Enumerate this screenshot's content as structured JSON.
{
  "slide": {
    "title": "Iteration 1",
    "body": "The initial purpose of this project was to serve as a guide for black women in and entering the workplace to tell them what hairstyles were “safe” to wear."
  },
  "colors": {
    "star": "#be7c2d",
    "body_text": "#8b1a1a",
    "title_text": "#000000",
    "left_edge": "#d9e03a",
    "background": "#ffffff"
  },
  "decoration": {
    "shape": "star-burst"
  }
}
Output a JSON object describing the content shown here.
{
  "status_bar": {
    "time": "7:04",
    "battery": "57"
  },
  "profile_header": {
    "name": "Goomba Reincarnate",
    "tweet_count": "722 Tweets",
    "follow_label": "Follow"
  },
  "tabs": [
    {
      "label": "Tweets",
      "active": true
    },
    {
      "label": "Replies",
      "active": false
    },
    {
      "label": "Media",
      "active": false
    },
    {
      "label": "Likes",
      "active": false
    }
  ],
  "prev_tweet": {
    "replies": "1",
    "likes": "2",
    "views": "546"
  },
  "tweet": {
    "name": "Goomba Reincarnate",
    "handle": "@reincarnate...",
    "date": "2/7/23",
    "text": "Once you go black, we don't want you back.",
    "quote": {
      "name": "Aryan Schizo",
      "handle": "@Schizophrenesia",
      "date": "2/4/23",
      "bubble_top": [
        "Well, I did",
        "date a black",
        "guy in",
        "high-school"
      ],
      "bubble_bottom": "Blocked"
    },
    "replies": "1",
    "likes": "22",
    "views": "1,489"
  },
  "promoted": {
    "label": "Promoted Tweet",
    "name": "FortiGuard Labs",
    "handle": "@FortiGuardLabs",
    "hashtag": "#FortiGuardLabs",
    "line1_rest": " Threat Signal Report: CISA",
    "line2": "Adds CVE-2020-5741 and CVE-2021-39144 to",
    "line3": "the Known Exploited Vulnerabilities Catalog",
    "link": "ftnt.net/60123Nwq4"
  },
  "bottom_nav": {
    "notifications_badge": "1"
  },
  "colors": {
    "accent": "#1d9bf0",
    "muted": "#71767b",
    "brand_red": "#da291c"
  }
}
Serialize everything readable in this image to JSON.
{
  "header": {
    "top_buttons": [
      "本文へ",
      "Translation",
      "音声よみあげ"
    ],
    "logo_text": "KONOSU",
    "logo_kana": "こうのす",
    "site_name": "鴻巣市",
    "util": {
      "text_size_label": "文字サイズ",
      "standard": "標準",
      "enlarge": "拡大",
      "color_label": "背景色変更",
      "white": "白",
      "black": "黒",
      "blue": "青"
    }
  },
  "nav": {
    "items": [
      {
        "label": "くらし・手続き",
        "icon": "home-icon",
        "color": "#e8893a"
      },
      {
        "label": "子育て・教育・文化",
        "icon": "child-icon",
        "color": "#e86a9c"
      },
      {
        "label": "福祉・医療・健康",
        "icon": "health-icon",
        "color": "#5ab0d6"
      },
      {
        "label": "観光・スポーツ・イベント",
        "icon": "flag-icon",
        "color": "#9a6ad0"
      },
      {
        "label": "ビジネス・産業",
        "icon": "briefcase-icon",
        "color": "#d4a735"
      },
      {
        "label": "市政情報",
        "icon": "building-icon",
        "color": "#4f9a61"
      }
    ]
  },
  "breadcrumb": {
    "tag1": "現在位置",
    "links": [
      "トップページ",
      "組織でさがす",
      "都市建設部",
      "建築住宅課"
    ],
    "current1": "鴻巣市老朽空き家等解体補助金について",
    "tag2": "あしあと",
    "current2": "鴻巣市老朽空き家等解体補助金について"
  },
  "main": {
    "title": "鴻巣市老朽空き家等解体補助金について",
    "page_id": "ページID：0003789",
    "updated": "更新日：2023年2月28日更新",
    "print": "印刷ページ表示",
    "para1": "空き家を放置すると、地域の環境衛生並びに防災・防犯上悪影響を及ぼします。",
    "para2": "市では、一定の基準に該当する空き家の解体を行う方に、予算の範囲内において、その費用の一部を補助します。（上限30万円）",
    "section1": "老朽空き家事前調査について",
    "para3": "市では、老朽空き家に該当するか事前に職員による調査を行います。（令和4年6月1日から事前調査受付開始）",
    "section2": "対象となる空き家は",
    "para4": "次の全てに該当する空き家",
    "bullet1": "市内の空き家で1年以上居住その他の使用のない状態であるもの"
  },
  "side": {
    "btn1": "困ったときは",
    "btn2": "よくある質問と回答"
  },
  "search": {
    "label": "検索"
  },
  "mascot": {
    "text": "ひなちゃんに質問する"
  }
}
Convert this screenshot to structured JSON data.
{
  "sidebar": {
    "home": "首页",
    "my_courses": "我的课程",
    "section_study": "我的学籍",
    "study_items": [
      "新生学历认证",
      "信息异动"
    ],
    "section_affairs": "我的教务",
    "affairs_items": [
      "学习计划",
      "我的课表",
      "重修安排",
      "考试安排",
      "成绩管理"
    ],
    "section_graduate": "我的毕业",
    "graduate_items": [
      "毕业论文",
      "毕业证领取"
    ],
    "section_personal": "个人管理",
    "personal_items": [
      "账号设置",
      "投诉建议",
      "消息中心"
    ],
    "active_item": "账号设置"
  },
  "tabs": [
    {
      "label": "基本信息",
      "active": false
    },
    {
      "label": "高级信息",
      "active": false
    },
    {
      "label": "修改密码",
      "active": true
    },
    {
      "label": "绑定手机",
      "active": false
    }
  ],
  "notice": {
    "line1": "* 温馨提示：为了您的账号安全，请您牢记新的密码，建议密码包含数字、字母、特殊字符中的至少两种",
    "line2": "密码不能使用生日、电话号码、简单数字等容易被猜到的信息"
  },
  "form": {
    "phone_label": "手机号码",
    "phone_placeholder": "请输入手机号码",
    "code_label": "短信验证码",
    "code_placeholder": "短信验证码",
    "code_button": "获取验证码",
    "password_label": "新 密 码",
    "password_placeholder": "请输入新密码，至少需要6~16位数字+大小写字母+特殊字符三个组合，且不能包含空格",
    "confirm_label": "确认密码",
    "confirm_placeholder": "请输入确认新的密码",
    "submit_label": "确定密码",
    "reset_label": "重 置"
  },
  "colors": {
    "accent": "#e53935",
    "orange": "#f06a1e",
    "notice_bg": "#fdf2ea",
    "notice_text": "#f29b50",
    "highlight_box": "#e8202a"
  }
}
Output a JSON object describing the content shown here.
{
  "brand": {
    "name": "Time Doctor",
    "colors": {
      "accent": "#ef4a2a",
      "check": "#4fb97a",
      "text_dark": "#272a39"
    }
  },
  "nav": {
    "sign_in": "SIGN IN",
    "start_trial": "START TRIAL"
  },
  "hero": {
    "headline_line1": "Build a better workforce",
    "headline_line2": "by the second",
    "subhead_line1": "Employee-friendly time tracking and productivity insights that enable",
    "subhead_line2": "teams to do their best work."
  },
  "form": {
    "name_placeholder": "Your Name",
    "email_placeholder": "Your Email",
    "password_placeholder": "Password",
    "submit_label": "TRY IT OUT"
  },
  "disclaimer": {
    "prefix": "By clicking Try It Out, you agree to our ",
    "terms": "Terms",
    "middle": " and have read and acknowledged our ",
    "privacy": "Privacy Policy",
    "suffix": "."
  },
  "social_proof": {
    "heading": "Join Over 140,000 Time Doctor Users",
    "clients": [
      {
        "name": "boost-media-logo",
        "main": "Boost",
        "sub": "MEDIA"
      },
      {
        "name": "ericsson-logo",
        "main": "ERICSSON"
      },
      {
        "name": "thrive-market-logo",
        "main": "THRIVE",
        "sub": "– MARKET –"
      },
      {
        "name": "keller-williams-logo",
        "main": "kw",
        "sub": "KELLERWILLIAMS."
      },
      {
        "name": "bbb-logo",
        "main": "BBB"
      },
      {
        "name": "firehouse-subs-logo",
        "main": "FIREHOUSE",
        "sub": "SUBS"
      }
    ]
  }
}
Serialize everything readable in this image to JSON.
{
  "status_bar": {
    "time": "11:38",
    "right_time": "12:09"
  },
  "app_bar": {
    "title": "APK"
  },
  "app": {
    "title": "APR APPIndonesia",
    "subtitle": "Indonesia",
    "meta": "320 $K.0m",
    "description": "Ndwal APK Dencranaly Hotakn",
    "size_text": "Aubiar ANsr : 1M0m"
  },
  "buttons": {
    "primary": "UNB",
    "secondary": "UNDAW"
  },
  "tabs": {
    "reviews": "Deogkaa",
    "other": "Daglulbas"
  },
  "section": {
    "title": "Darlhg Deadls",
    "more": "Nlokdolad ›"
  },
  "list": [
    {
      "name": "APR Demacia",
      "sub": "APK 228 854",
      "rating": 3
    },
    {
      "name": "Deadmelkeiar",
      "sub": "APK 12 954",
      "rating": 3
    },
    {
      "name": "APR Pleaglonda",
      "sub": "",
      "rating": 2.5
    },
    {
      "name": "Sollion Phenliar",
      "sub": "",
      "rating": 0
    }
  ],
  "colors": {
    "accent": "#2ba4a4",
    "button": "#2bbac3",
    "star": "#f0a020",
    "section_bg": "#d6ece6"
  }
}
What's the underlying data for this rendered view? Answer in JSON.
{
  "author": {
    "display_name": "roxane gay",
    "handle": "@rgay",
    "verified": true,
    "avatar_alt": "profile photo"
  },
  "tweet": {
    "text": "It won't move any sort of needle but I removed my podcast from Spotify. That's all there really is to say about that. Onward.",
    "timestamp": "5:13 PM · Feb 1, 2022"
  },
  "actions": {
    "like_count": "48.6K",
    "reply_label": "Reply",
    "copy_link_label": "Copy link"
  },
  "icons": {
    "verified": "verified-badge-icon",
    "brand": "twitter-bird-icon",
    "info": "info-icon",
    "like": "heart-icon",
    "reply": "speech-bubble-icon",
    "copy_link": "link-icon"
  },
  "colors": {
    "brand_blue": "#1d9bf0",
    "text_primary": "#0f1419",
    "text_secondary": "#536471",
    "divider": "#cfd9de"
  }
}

WHAT TO PRODUCE
For this exercise, please retype exactly the lines in the listing from the line with "What's the underlying" through its last line, both ends included.

REPLY
What's the underlying data for this rendered view? Answer in JSON.
{
  "author": {
    "display_name": "roxane gay",
    "handle": "@rgay",
    "verified": true,
    "avatar_alt": "profile photo"
  },
  "tweet": {
    "text": "It won't move any sort of needle but I removed my podcast from Spotify. That's all there really is to say about that. Onward.",
    "timestamp": "5:13 PM · Feb 1, 2022"
  },
  "actions": {
    "like_count": "48.6K",
    "reply_label": "Reply",
    "copy_link_label": "Copy link"
  },
  "icons": {
    "verified": "verified-badge-icon",
    "brand": "twitter-bird-icon",
    "info": "info-icon",
    "like": "heart-icon",
    "reply": "speech-bubble-icon",
    "copy_link": "link-icon"
  },
  "colors": {
    "brand_blue": "#1d9bf0",
    "text_primary": "#0f1419",
    "text_secondary": "#536471",
    "divider": "#cfd9de"
  }
}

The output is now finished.